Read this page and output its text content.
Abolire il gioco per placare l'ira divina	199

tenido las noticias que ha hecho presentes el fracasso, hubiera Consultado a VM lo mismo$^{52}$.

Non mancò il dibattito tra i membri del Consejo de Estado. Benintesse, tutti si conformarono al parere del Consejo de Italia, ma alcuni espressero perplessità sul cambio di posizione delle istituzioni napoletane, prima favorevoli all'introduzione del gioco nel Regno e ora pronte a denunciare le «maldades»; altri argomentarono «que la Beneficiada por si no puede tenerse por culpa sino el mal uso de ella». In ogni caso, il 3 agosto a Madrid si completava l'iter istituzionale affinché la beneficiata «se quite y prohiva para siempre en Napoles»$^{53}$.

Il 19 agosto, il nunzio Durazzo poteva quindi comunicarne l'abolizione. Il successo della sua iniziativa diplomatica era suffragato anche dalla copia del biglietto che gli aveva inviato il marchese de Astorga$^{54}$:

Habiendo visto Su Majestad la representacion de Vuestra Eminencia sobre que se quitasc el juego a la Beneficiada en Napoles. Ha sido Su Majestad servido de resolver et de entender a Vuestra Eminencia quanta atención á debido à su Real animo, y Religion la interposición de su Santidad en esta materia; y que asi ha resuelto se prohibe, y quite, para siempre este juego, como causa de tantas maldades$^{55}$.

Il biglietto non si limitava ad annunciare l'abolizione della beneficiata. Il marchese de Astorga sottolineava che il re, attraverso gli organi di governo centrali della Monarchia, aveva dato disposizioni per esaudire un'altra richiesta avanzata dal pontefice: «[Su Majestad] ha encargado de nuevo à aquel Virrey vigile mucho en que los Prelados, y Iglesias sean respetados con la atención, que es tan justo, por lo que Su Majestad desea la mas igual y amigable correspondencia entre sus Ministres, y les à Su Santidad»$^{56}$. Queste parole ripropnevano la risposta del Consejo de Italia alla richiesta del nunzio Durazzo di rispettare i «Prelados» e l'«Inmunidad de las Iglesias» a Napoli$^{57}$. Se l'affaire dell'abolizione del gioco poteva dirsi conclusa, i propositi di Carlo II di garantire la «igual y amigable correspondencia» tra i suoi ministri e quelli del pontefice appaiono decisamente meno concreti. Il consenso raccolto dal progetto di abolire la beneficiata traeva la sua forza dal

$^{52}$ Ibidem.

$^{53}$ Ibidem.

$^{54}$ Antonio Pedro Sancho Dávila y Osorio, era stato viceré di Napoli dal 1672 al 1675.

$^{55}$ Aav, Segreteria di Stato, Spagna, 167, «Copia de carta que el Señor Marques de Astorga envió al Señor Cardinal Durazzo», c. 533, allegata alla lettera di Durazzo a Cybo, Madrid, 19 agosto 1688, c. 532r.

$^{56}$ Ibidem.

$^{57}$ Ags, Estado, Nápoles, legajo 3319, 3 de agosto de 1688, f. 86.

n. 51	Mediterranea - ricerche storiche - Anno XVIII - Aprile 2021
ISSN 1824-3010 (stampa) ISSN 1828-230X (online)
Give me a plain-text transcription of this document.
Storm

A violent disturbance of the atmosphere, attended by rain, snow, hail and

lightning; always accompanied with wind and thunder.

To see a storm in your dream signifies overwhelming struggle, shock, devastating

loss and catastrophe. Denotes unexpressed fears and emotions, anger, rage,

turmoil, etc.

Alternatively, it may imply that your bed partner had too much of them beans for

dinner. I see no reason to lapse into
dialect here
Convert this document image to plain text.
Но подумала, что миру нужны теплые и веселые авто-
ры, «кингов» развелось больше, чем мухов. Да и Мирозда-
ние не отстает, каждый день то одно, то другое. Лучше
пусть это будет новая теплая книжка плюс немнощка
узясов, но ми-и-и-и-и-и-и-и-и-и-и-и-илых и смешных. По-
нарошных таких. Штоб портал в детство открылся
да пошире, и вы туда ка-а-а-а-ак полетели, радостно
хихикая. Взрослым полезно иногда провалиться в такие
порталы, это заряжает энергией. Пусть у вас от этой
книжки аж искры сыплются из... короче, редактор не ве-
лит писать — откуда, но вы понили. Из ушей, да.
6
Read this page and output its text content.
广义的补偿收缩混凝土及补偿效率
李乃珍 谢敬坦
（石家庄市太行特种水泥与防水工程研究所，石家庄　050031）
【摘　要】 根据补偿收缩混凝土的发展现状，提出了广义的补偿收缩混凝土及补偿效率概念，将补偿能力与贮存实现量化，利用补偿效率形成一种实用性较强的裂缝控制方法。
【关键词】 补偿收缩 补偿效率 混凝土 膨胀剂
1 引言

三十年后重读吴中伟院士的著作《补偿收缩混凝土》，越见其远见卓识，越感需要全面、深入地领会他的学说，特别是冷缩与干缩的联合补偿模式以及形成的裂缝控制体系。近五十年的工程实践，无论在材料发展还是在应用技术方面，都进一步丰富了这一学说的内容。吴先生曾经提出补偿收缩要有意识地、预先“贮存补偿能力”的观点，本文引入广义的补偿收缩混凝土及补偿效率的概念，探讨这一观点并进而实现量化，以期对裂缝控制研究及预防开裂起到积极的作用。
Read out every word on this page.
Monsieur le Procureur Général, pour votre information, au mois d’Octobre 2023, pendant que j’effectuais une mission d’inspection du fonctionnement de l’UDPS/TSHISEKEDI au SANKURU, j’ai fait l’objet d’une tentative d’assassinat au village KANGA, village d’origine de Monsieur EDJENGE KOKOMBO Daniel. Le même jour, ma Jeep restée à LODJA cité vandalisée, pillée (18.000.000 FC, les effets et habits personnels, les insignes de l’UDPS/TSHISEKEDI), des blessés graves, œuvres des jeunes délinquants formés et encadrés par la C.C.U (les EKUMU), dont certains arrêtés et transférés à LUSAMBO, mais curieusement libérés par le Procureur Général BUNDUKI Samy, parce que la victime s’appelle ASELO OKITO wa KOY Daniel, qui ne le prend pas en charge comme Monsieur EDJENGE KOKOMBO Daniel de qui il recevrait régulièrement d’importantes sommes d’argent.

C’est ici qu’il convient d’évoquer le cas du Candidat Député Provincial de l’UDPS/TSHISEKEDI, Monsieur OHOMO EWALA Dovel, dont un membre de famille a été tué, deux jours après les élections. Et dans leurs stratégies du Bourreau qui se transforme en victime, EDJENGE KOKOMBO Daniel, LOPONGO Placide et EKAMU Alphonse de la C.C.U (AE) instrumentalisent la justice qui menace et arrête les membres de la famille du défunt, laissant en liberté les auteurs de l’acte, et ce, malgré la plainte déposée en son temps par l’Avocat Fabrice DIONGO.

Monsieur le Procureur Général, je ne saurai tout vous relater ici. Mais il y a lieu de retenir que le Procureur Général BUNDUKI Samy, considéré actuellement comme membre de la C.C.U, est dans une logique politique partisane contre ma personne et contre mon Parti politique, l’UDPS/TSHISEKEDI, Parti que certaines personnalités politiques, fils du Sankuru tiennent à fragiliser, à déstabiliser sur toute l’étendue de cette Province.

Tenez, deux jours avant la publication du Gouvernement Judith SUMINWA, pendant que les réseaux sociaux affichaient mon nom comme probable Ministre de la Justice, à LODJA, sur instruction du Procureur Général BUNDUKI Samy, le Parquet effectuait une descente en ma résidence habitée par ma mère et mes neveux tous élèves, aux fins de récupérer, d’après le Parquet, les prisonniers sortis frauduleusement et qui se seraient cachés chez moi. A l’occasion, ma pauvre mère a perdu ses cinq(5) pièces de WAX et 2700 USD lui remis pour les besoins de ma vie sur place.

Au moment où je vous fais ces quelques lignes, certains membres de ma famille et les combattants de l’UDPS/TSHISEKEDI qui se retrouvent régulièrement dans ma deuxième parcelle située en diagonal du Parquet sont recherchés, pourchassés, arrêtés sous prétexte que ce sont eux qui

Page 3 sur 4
= = = =
» **Given exercise**
Transcribe all of the lines in the records precisely.

» **Final result**
Read this page and output its text content.
Abolire il gioco per placare l'ira divina	199

tenido las noticias que ha hecho presentes el fracasso, hubiera Consultado a VM lo mismo$^{52}$.

Non mancò il dibattito tra i membri del Consejo de Estado. Benintesse, tutti si conformarono al parere del Consejo de Italia, ma alcuni espressero perplessità sul cambio di posizione delle istituzioni napoletane, prima favorevoli all'introduzione del gioco nel Regno e ora pronte a denunciare le «maldades»; altri argomentarono «que la Beneficiada por si no puede tenerse por culpa sino el mal uso de ella». In ogni caso, il 3 agosto a Madrid si completava l'iter istituzionale affinché la beneficiata «se quite y prohiva para siempre en Napoles»$^{53}$.

Il 19 agosto, il nunzio Durazzo poteva quindi comunicarne l'abolizione. Il successo della sua iniziativa diplomatica era suffragato anche dalla copia del biglietto che gli aveva inviato il marchese de Astorga$^{54}$:

Habiendo visto Su Majestad la representacion de Vuestra Eminencia sobre que se quitasc el juego a la Beneficiada en Napoles. Ha sido Su Majestad servido de resolver et de entender a Vuestra Eminencia quanta atención á debido à su Real animo, y Religion la interposición de su Santidad en esta materia; y que asi ha resuelto se prohibe, y quite, para siempre este juego, como causa de tantas maldades$^{55}$.

Il biglietto non si limitava ad annunciare l'abolizione della beneficiata. Il marchese de Astorga sottolineava che il re, attraverso gli organi di governo centrali della Monarchia, aveva dato disposizioni per esaudire un'altra richiesta avanzata dal pontefice: «[Su Majestad] ha encargado de nuevo à aquel Virrey vigile mucho en que los Prelados, y Iglesias sean respetados con la atención, que es tan justo, por lo que Su Majestad desea la mas igual y amigable correspondencia entre sus Ministres, y les à Su Santidad»$^{56}$. Queste parole ripropnevano la risposta del Consejo de Italia alla richiesta del nunzio Durazzo di rispettare i «Prelados» e l'«Inmunidad de las Iglesias» a Napoli$^{57}$. Se l'affaire dell'abolizione del gioco poteva dirsi conclusa, i propositi di Carlo II di garantire la «igual y amigable correspondencia» tra i suoi ministri e quelli del pontefice appaiono decisamente meno concreti. Il consenso raccolto dal progetto di abolire la beneficiata traeva la sua forza dal

$^{52}$ Ibidem.

$^{53}$ Ibidem.

$^{54}$ Antonio Pedro Sancho Dávila y Osorio, era stato viceré di Napoli dal 1672 al 1675.

$^{55}$ Aav, Segreteria di Stato, Spagna, 167, «Copia de carta que el Señor Marques de Astorga envió al Señor Cardinal Durazzo», c. 533, allegata alla lettera di Durazzo a Cybo, Madrid, 19 agosto 1688, c. 532r.

$^{56}$ Ibidem.

$^{57}$ Ags, Estado, Nápoles, legajo 3319, 3 de agosto de 1688, f. 86.

n. 51	Mediterranea - ricerche storiche - Anno XVIII - Aprile 2021
ISSN 1824-3010 (stampa) ISSN 1828-230X (online)
Give me a plain-text transcription of this document.
Storm

A violent disturbance of the atmosphere, attended by rain, snow, hail and

lightning; always accompanied with wind and thunder.

To see a storm in your dream signifies overwhelming struggle, shock, devastating

loss and catastrophe. Denotes unexpressed fears and emotions, anger, rage,

turmoil, etc.

Alternatively, it may imply that your bed partner had too much of them beans for

dinner. I see no reason to lapse into
dialect here
Convert this document image to plain text.
Но подумала, что миру нужны теплые и веселые авто-
ры, «кингов» развелось больше, чем мухов. Да и Мирозда-
ние не отстает, каждый день то одно, то другое. Лучше
пусть это будет новая теплая книжка плюс немнощка
узясов, но ми-и-и-и-и-и-и-и-и-и-и-и-илых и смешных. По-
нарошных таких. Штоб портал в детство открылся
да пошире, и вы туда ка-а-а-а-ак полетели, радостно
хихикая. Взрослым полезно иногда провалиться в такие
порталы, это заряжает энергией. Пусть у вас от этой
книжки аж искры сыплются из... короче, редактор не ве-
лит писать — откуда, но вы понили. Из ушей, да.
6
Read this page and output its text content.
广义的补偿收缩混凝土及补偿效率
李乃珍 谢敬坦
（石家庄市太行特种水泥与防水工程研究所，石家庄　050031）
【摘　要】 根据补偿收缩混凝土的发展现状，提出了广义的补偿收缩混凝土及补偿效率概念，将补偿能力与贮存实现量化，利用补偿效率形成一种实用性较强的裂缝控制方法。
【关键词】 补偿收缩 补偿效率 混凝土 膨胀剂
1 引言

三十年后重读吴中伟院士的著作《补偿收缩混凝土》，越见其远见卓识，越感需要全面、深入地领会他的学说，特别是冷缩与干缩的联合补偿模式以及形成的裂缝控制体系。近五十年的工程实践，无论在材料发展还是在应用技术方面，都进一步丰富了这一学说的内容。吴先生曾经提出补偿收缩要有意识地、预先“贮存补偿能力”的观点，本文引入广义的补偿收缩混凝土及补偿效率的概念，探讨这一观点并进而实现量化，以期对裂缝控制研究及预防开裂起到积极的作用。
Read out every word on this page.
Monsieur le Procureur Général, pour votre information, au mois d’Octobre 2023, pendant que j’effectuais une mission d’inspection du fonctionnement de l’UDPS/TSHISEKEDI au SANKURU, j’ai fait l’objet d’une tentative d’assassinat au village KANGA, village d’origine de Monsieur EDJENGE KOKOMBO Daniel. Le même jour, ma Jeep restée à LODJA cité vandalisée, pillée (18.000.000 FC, les effets et habits personnels, les insignes de l’UDPS/TSHISEKEDI), des blessés graves, œuvres des jeunes délinquants formés et encadrés par la C.C.U (les EKUMU), dont certains arrêtés et transférés à LUSAMBO, mais curieusement libérés par le Procureur Général BUNDUKI Samy, parce que la victime s’appelle ASELO OKITO wa KOY Daniel, qui ne le prend pas en charge comme Monsieur EDJENGE KOKOMBO Daniel de qui il recevrait régulièrement d’importantes sommes d’argent.

C’est ici qu’il convient d’évoquer le cas du Candidat Député Provincial de l’UDPS/TSHISEKEDI, Monsieur OHOMO EWALA Dovel, dont un membre de famille a été tué, deux jours après les élections. Et dans leurs stratégies du Bourreau qui se transforme en victime, EDJENGE KOKOMBO Daniel, LOPONGO Placide et EKAMU Alphonse de la C.C.U (AE) instrumentalisent la justice qui menace et arrête les membres de la famille du défunt, laissant en liberté les auteurs de l’acte, et ce, malgré la plainte déposée en son temps par l’Avocat Fabrice DIONGO.

Monsieur le Procureur Général, je ne saurai tout vous relater ici. Mais il y a lieu de retenir que le Procureur Général BUNDUKI Samy, considéré actuellement comme membre de la C.C.U, est dans une logique politique partisane contre ma personne et contre mon Parti politique, l’UDPS/TSHISEKEDI, Parti que certaines personnalités politiques, fils du Sankuru tiennent à fragiliser, à déstabiliser sur toute l’étendue de cette Province.

Tenez, deux jours avant la publication du Gouvernement Judith SUMINWA, pendant que les réseaux sociaux affichaient mon nom comme probable Ministre de la Justice, à LODJA, sur instruction du Procureur Général BUNDUKI Samy, le Parquet effectuait une descente en ma résidence habitée par ma mère et mes neveux tous élèves, aux fins de récupérer, d’après le Parquet, les prisonniers sortis frauduleusement et qui se seraient cachés chez moi. A l’occasion, ma pauvre mère a perdu ses cinq(5) pièces de WAX et 2700 USD lui remis pour les besoins de ma vie sur place.

Au moment où je vous fais ces quelques lignes, certains membres de ma famille et les combattants de l’UDPS/TSHISEKEDI qui se retrouvent régulièrement dans ma deuxième parcelle située en diagonal du Parquet sont recherchés, pourchassés, arrêtés sous prétexte que ce sont eux qui

Page 3 sur 4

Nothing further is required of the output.